[Records excerpted from a collection]
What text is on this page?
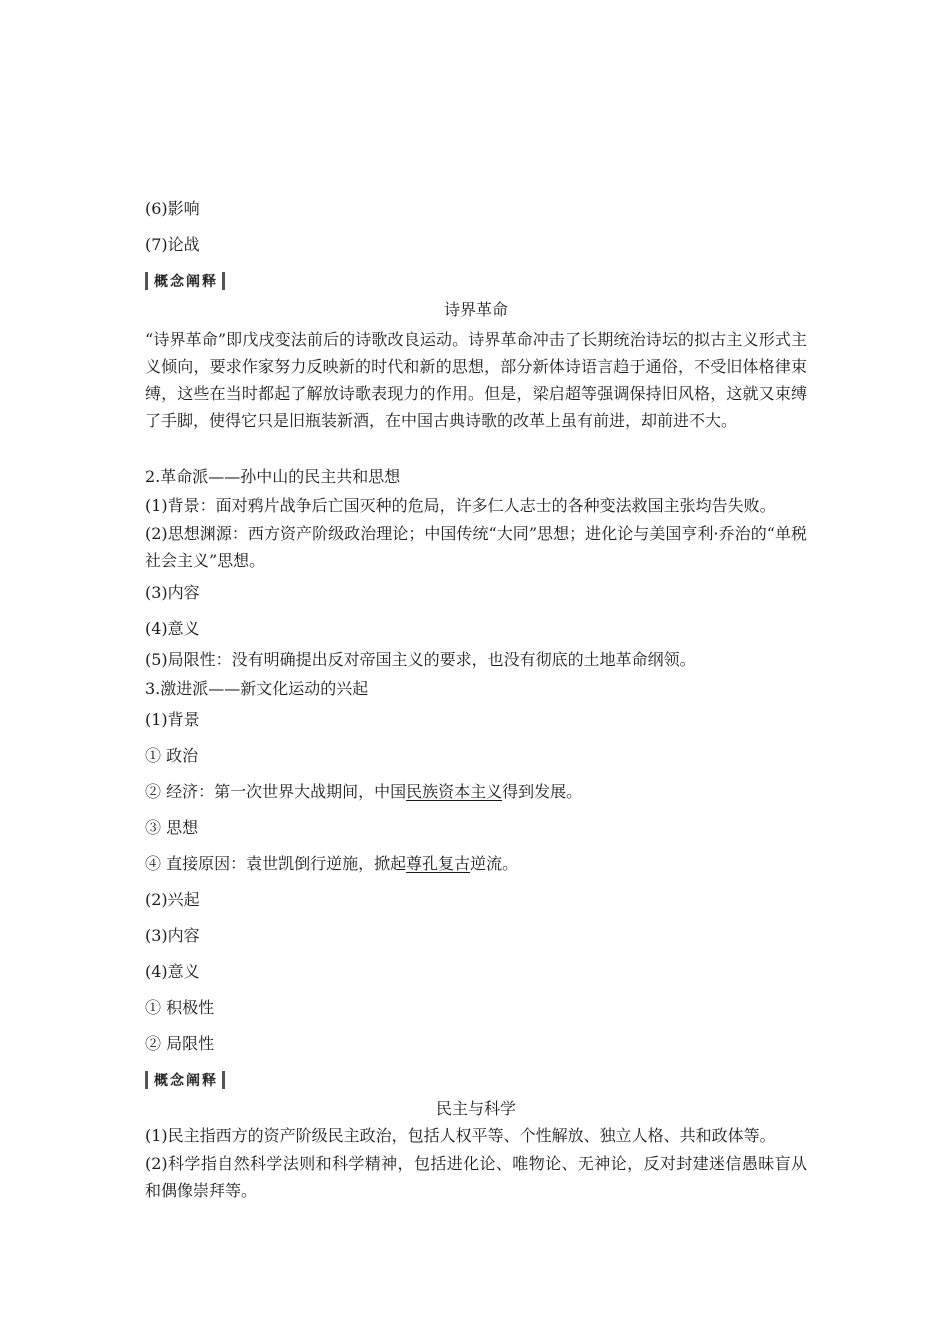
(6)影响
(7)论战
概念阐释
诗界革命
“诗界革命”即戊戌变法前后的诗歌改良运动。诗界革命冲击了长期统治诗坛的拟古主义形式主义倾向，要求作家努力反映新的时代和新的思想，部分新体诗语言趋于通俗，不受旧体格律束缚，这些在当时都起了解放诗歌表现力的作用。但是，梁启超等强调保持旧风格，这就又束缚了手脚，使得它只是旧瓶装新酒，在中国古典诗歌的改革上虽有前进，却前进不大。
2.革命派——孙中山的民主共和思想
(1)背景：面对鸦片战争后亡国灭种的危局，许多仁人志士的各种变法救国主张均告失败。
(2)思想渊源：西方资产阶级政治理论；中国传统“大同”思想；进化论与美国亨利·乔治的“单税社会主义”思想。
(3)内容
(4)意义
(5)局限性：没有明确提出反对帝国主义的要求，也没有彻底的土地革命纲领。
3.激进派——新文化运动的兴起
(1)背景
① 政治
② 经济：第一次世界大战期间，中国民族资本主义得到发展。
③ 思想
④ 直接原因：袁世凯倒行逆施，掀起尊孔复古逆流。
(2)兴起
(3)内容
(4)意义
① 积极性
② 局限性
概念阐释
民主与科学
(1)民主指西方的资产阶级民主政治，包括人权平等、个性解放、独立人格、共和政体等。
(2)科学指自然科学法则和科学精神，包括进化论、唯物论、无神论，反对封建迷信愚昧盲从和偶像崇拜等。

• GIVEN TASK
Your task is to return the entries above exactly, with no pictures.

• THE REPLY
What text is on this page?
(6)影响
(7)论战
概念阐释
诗界革命
“诗界革命”即戊戌变法前后的诗歌改良运动。诗界革命冲击了长期统治诗坛的拟古主义形式主义倾向，要求作家努力反映新的时代和新的思想，部分新体诗语言趋于通俗，不受旧体格律束缚，这些在当时都起了解放诗歌表现力的作用。但是，梁启超等强调保持旧风格，这就又束缚了手脚，使得它只是旧瓶装新酒，在中国古典诗歌的改革上虽有前进，却前进不大。
2.革命派——孙中山的民主共和思想
(1)背景：面对鸦片战争后亡国灭种的危局，许多仁人志士的各种变法救国主张均告失败。
(2)思想渊源：西方资产阶级政治理论；中国传统“大同”思想；进化论与美国亨利·乔治的“单税社会主义”思想。
(3)内容
(4)意义
(5)局限性：没有明确提出反对帝国主义的要求，也没有彻底的土地革命纲领。
3.激进派——新文化运动的兴起
(1)背景
① 政治
② 经济：第一次世界大战期间，中国民族资本主义得到发展。
③ 思想
④ 直接原因：袁世凯倒行逆施，掀起尊孔复古逆流。
(2)兴起
(3)内容
(4)意义
① 积极性
② 局限性
概念阐释
民主与科学
(1)民主指西方的资产阶级民主政治，包括人权平等、个性解放、独立人格、共和政体等。
(2)科学指自然科学法则和科学精神，包括进化论、唯物论、无神论，反对封建迷信愚昧盲从和偶像崇拜等。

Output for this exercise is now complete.